Stated problem: Find every line containing the word "JSON" and report the count, nothing more.

________________________

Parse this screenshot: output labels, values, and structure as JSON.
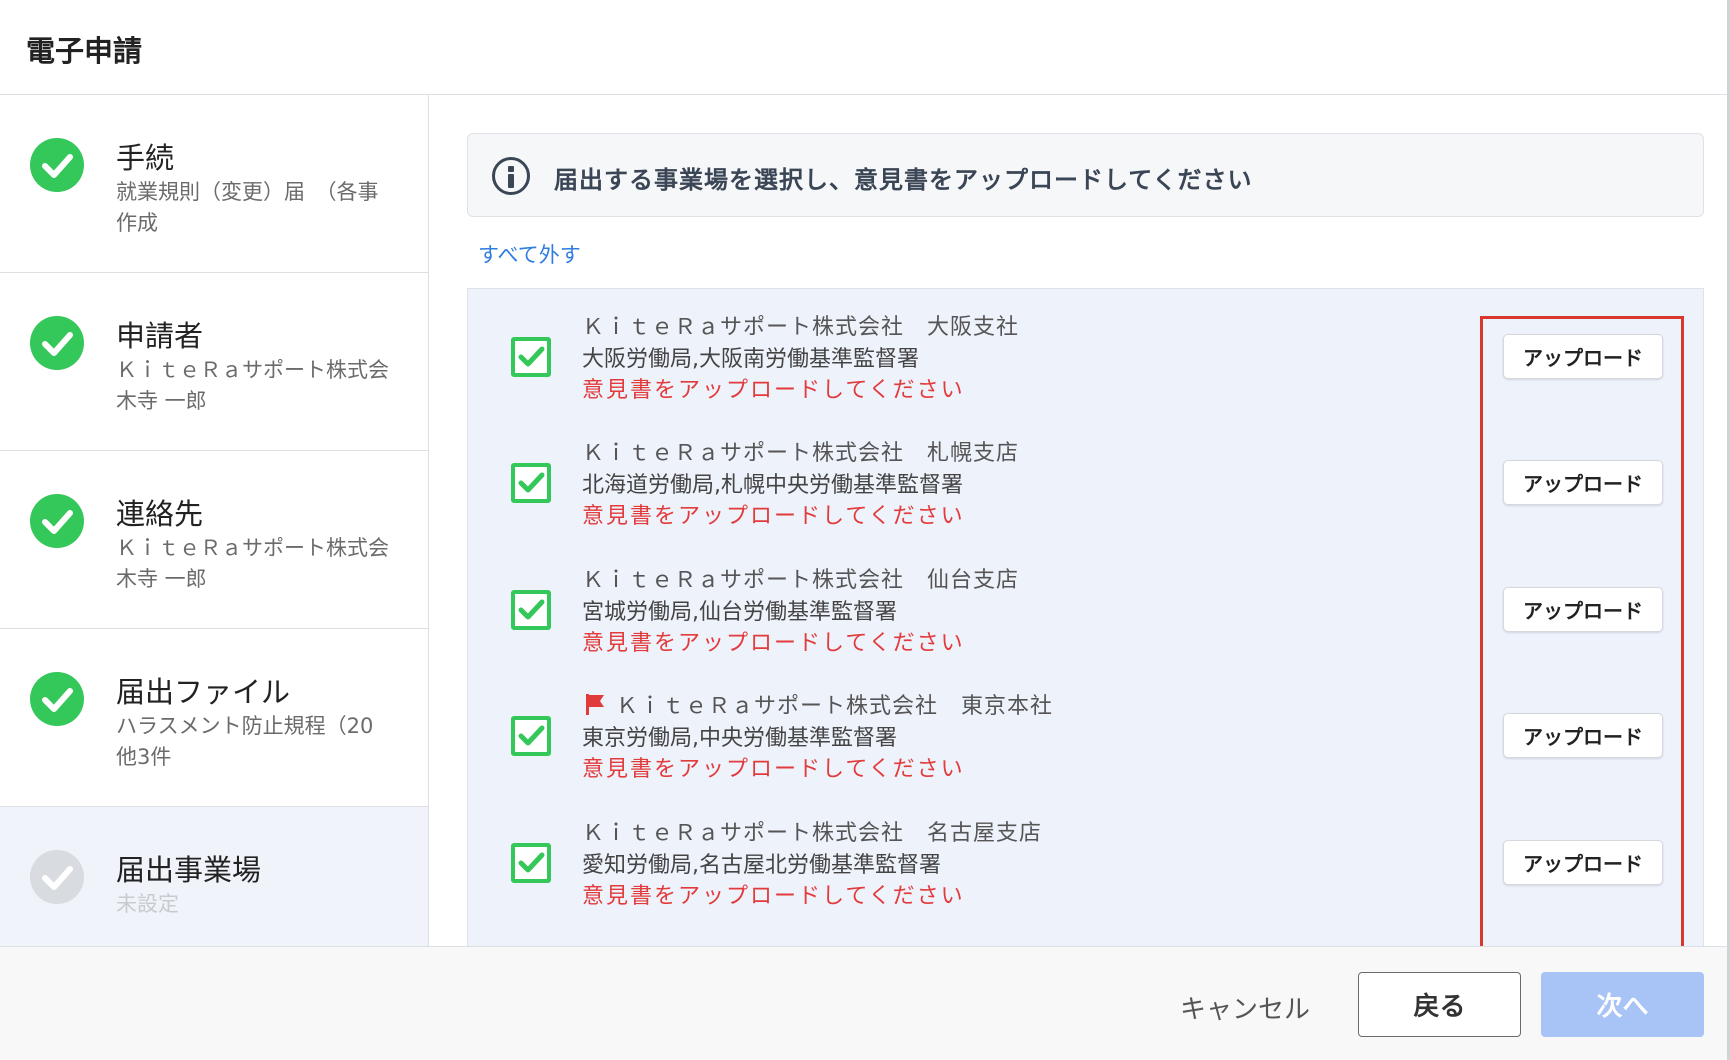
{
  "header": {
    "title": "電子申請"
  },
  "sidebar": {
    "steps": [
      {
        "title": "手続",
        "sub1": "就業規則（変更）届　（各事",
        "sub2": "作成",
        "status": "done"
      },
      {
        "title": "申請者",
        "sub1": "ＫｉｔｅＲａサポート株式会",
        "sub2": "木寺 一郎",
        "status": "done"
      },
      {
        "title": "連絡先",
        "sub1": "ＫｉｔｅＲａサポート株式会",
        "sub2": "木寺 一郎",
        "status": "done"
      },
      {
        "title": "届出ファイル",
        "sub1": "ハラスメント防止規程（20",
        "sub2": "他3件",
        "status": "done"
      },
      {
        "title": "届出事業場",
        "sub1": "未設定",
        "status": "pending"
      }
    ]
  },
  "main": {
    "info_message": "届出する事業場を選択し、意見書をアップロードしてください",
    "clear_all_label": "すべて外す",
    "upload_label": "アップロード",
    "offices": [
      {
        "company": "ＫｉｔｅＲａサポート株式会社　大阪支社",
        "office": "大阪労働局,大阪南労働基準監督署",
        "warning": "意見書をアップロードしてください",
        "checked": true,
        "flag": false
      },
      {
        "company": "ＫｉｔｅＲａサポート株式会社　札幌支店",
        "office": "北海道労働局,札幌中央労働基準監督署",
        "warning": "意見書をアップロードしてください",
        "checked": true,
        "flag": false
      },
      {
        "company": "ＫｉｔｅＲａサポート株式会社　仙台支店",
        "office": "宮城労働局,仙台労働基準監督署",
        "warning": "意見書をアップロードしてください",
        "checked": true,
        "flag": false
      },
      {
        "company": "ＫｉｔｅＲａサポート株式会社　東京本社",
        "office": "東京労働局,中央労働基準監督署",
        "warning": "意見書をアップロードしてください",
        "checked": true,
        "flag": true
      },
      {
        "company": "ＫｉｔｅＲａサポート株式会社　名古屋支店",
        "office": "愛知労働局,名古屋北労働基準監督署",
        "warning": "意見書をアップロードしてください",
        "checked": true,
        "flag": false
      }
    ]
  },
  "footer": {
    "cancel_label": "キャンセル",
    "back_label": "戻る",
    "next_label": "次へ"
  },
  "colors": {
    "success": "#34c759",
    "warning": "#e23b3b",
    "link": "#2f7de1",
    "primary_disabled": "#a8c3f5",
    "highlight": "#d9382e"
  },
  "icons": {
    "step_done": "check-circle-icon",
    "step_pending": "check-circle-icon",
    "row_checkbox": "checked-checkbox-icon",
    "flag": "flag-icon",
    "info": "info-icon"
  }
}
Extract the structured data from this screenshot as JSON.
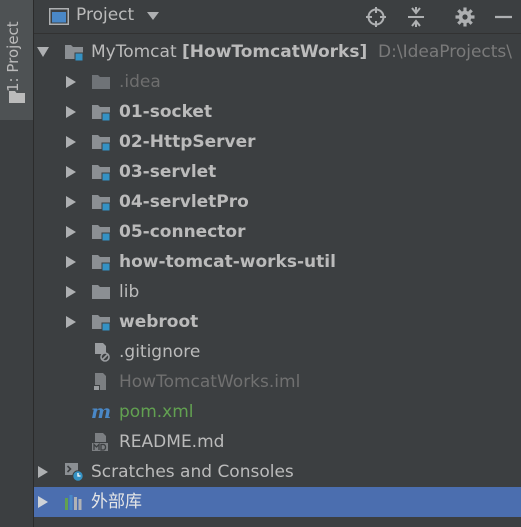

________________________

The completed task: 2